#### EXERCISE
Reproduce the data exactly.
## Start RECORDS FOR THIS EXERCISE
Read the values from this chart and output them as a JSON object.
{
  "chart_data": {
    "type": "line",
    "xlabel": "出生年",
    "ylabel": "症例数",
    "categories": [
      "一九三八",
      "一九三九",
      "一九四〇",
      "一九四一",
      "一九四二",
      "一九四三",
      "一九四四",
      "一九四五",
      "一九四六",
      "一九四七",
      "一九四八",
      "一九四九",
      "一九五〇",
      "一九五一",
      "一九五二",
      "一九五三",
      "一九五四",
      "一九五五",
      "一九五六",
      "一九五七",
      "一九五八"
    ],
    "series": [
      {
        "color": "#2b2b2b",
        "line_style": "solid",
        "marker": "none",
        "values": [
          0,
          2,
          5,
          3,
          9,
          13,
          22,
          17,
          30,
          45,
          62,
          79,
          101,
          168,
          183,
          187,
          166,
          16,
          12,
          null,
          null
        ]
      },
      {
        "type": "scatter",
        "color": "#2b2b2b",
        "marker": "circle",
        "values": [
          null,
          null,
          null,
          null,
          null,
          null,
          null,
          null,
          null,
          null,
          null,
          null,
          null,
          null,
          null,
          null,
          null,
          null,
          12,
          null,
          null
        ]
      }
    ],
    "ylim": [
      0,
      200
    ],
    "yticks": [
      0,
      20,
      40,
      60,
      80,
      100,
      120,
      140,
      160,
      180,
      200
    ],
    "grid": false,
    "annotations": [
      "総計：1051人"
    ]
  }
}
## End RECORDS FOR THIS EXERCISE
#### OUTPUT BELOW
Read the values from this chart and output them as a JSON object.
{
  "chart_data": {
    "type": "line",
    "xlabel": "出生年",
    "ylabel": "症例数",
    "categories": [
      "一九三八",
      "一九三九",
      "一九四〇",
      "一九四一",
      "一九四二",
      "一九四三",
      "一九四四",
      "一九四五",
      "一九四六",
      "一九四七",
      "一九四八",
      "一九四九",
      "一九五〇",
      "一九五一",
      "一九五二",
      "一九五三",
      "一九五四",
      "一九五五",
      "一九五六",
      "一九五七",
      "一九五八"
    ],
    "series": [
      {
        "color": "#2b2b2b",
        "line_style": "solid",
        "marker": "none",
        "values": [
          0,
          2,
          5,
          3,
          9,
          13,
          22,
          17,
          30,
          45,
          62,
          79,
          101,
          168,
          183,
          187,
          166,
          16,
          12,
          null,
          null
        ]
      },
      {
        "type": "scatter",
        "color": "#2b2b2b",
        "marker": "circle",
        "values": [
          null,
          null,
          null,
          null,
          null,
          null,
          null,
          null,
          null,
          null,
          null,
          null,
          null,
          null,
          null,
          null,
          null,
          null,
          12,
          null,
          null
        ]
      }
    ],
    "ylim": [
      0,
      200
    ],
    "yticks": [
      0,
      20,
      40,
      60,
      80,
      100,
      120,
      140,
      160,
      180,
      200
    ],
    "grid": false,
    "annotations": [
      "総計：1051人"
    ]
  }
}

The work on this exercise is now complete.